Description of the task: Return all entries precisely as they stand, without the images.
╭──
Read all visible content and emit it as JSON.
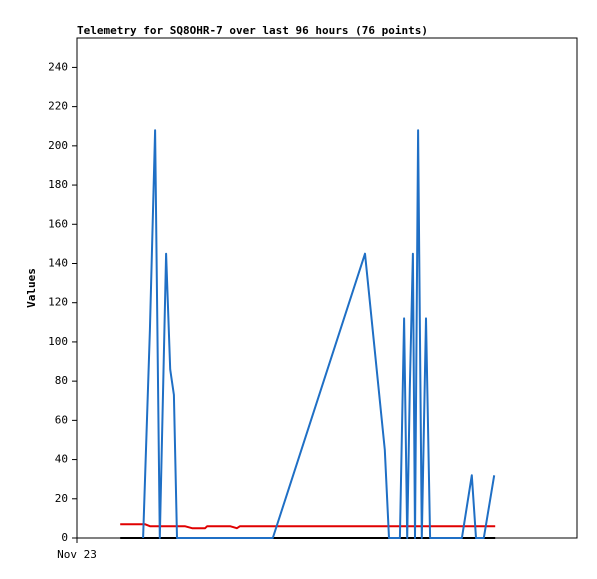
{
  "chart_data": {
    "type": "line",
    "title": "Telemetry for SQ8OHR-7 over last 96 hours (76 points)",
    "y_label": "Values",
    "xlim": [
      0,
      96
    ],
    "xticks": [
      {
        "value": 0,
        "label": "Nov 23"
      }
    ],
    "ylim": [
      0,
      255
    ],
    "yticks": [
      0,
      20,
      40,
      60,
      80,
      100,
      120,
      140,
      160,
      180,
      200,
      220,
      240
    ],
    "series": [
      {
        "color": "#000000",
        "x": [
          8.3,
          80.3
        ],
        "values": [
          0,
          0
        ]
      },
      {
        "color": "#e00000",
        "x": [
          8.3,
          13.1,
          14.0,
          20.7,
          22.1,
          24.6,
          25.0,
          29.4,
          30.7,
          31.3,
          80.3
        ],
        "values": [
          7,
          7,
          6,
          6,
          5,
          5,
          6,
          6,
          5,
          6,
          6
        ]
      },
      {
        "color": "#1f6fc5",
        "x": [
          12.7,
          14.0,
          15.0,
          15.9,
          17.1,
          17.9,
          18.6,
          19.2,
          37.6,
          55.3,
          59.1,
          59.9,
          62.0,
          62.8,
          63.4,
          63.9,
          64.5,
          64.9,
          65.5,
          66.2,
          67.0,
          67.8,
          73.9,
          75.8,
          76.6,
          78.1,
          80.1
        ],
        "values": [
          0,
          106,
          208,
          0,
          145,
          86,
          73,
          0,
          0,
          145,
          45,
          0,
          0,
          112,
          0,
          76,
          145,
          0,
          208,
          0,
          112,
          0,
          0,
          32,
          0,
          0,
          32
        ]
      }
    ]
  }
}
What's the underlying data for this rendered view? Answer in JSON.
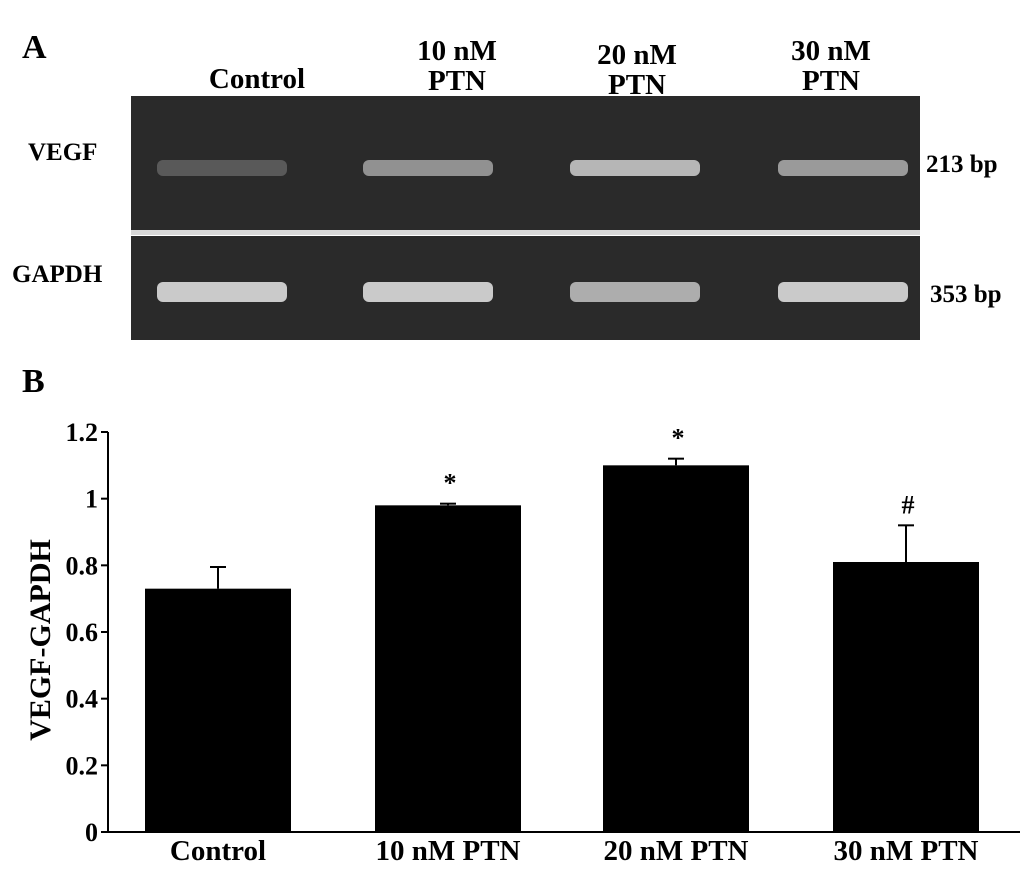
{
  "panel_a": {
    "label": "A",
    "lanes": [
      {
        "line1": "Control",
        "line2": ""
      },
      {
        "line1": "10 nM",
        "line2": "PTN"
      },
      {
        "line1": "20 nM",
        "line2": "PTN"
      },
      {
        "line1": "30 nM",
        "line2": "PTN"
      }
    ],
    "gels": [
      {
        "name": "VEGF",
        "size": "213 bp",
        "band_intensity": [
          0.25,
          0.55,
          0.75,
          0.6
        ]
      },
      {
        "name": "GAPDH",
        "size": "353 bp",
        "band_intensity": [
          0.85,
          0.85,
          0.7,
          0.85
        ]
      }
    ],
    "colors": {
      "gel": "#2a2a2a",
      "band": "#e6e6e6"
    }
  },
  "panel_b": {
    "label": "B"
  },
  "chart_data": {
    "type": "bar",
    "categories": [
      "Control",
      "10 nM PTN",
      "20 nM PTN",
      "30 nM PTN"
    ],
    "values": [
      0.73,
      0.98,
      1.1,
      0.81
    ],
    "error": [
      0.065,
      0.005,
      0.02,
      0.11
    ],
    "markers": [
      "",
      "*",
      "*",
      "#"
    ],
    "title": "",
    "xlabel": "",
    "ylabel": "VEGF-GAPDH",
    "ylim": [
      0,
      1.2
    ],
    "yticks": [
      {
        "value": 0,
        "label": "0"
      },
      {
        "value": 0.2,
        "label": "0.2"
      },
      {
        "value": 0.4,
        "label": "0.4"
      },
      {
        "value": 0.6,
        "label": "0.6"
      },
      {
        "value": 0.8,
        "label": "0.8"
      },
      {
        "value": 1.0,
        "label": "1"
      },
      {
        "value": 1.2,
        "label": "1.2"
      }
    ],
    "bar_color": "#000000",
    "grid": false,
    "legend": "none"
  }
}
╰──
Exercise output:
Read all visible content and emit it as JSON.
{
  "chart_data": {
    "type": "line",
    "title": "Telemetry for SQ8OHR-7 over last 96 hours (76 points)",
    "y_label": "Values",
    "xlim": [
      0,
      96
    ],
    "xticks": [
      {
        "value": 0,
        "label": "Nov 23"
      }
    ],
    "ylim": [
      0,
      255
    ],
    "yticks": [
      0,
      20,
      40,
      60,
      80,
      100,
      120,
      140,
      160,
      180,
      200,
      220,
      240
    ],
    "series": [
      {
        "color": "#000000",
        "x": [
          8.3,
          80.3
        ],
        "values": [
          0,
          0
        ]
      },
      {
        "color": "#e00000",
        "x": [
          8.3,
          13.1,
          14.0,
          20.7,
          22.1,
          24.6,
          25.0,
          29.4,
          30.7,
          31.3,
          80.3
        ],
        "values": [
          7,
          7,
          6,
          6,
          5,
          5,
          6,
          6,
          5,
          6,
          6
        ]
      },
      {
        "color": "#1f6fc5",
        "x": [
          12.7,
          14.0,
          15.0,
          15.9,
          17.1,
          17.9,
          18.6,
          19.2,
          37.6,
          55.3,
          59.1,
          59.9,
          62.0,
          62.8,
          63.4,
          63.9,
          64.5,
          64.9,
          65.5,
          66.2,
          67.0,
          67.8,
          73.9,
          75.8,
          76.6,
          78.1,
          80.1
        ],
        "values": [
          0,
          106,
          208,
          0,
          145,
          86,
          73,
          0,
          0,
          145,
          45,
          0,
          0,
          112,
          0,
          76,
          145,
          0,
          208,
          0,
          112,
          0,
          0,
          32,
          0,
          0,
          32
        ]
      }
    ]
  }
}
What's the underlying data for this rendered view? Answer in JSON.
{
  "panel_a": {
    "label": "A",
    "lanes": [
      {
        "line1": "Control",
        "line2": ""
      },
      {
        "line1": "10 nM",
        "line2": "PTN"
      },
      {
        "line1": "20 nM",
        "line2": "PTN"
      },
      {
        "line1": "30 nM",
        "line2": "PTN"
      }
    ],
    "gels": [
      {
        "name": "VEGF",
        "size": "213 bp",
        "band_intensity": [
          0.25,
          0.55,
          0.75,
          0.6
        ]
      },
      {
        "name": "GAPDH",
        "size": "353 bp",
        "band_intensity": [
          0.85,
          0.85,
          0.7,
          0.85
        ]
      }
    ],
    "colors": {
      "gel": "#2a2a2a",
      "band": "#e6e6e6"
    }
  },
  "panel_b": {
    "label": "B"
  },
  "chart_data": {
    "type": "bar",
    "categories": [
      "Control",
      "10 nM PTN",
      "20 nM PTN",
      "30 nM PTN"
    ],
    "values": [
      0.73,
      0.98,
      1.1,
      0.81
    ],
    "error": [
      0.065,
      0.005,
      0.02,
      0.11
    ],
    "markers": [
      "",
      "*",
      "*",
      "#"
    ],
    "title": "",
    "xlabel": "",
    "ylabel": "VEGF-GAPDH",
    "ylim": [
      0,
      1.2
    ],
    "yticks": [
      {
        "value": 0,
        "label": "0"
      },
      {
        "value": 0.2,
        "label": "0.2"
      },
      {
        "value": 0.4,
        "label": "0.4"
      },
      {
        "value": 0.6,
        "label": "0.6"
      },
      {
        "value": 0.8,
        "label": "0.8"
      },
      {
        "value": 1.0,
        "label": "1"
      },
      {
        "value": 1.2,
        "label": "1.2"
      }
    ],
    "bar_color": "#000000",
    "grid": false,
    "legend": "none"
  }
}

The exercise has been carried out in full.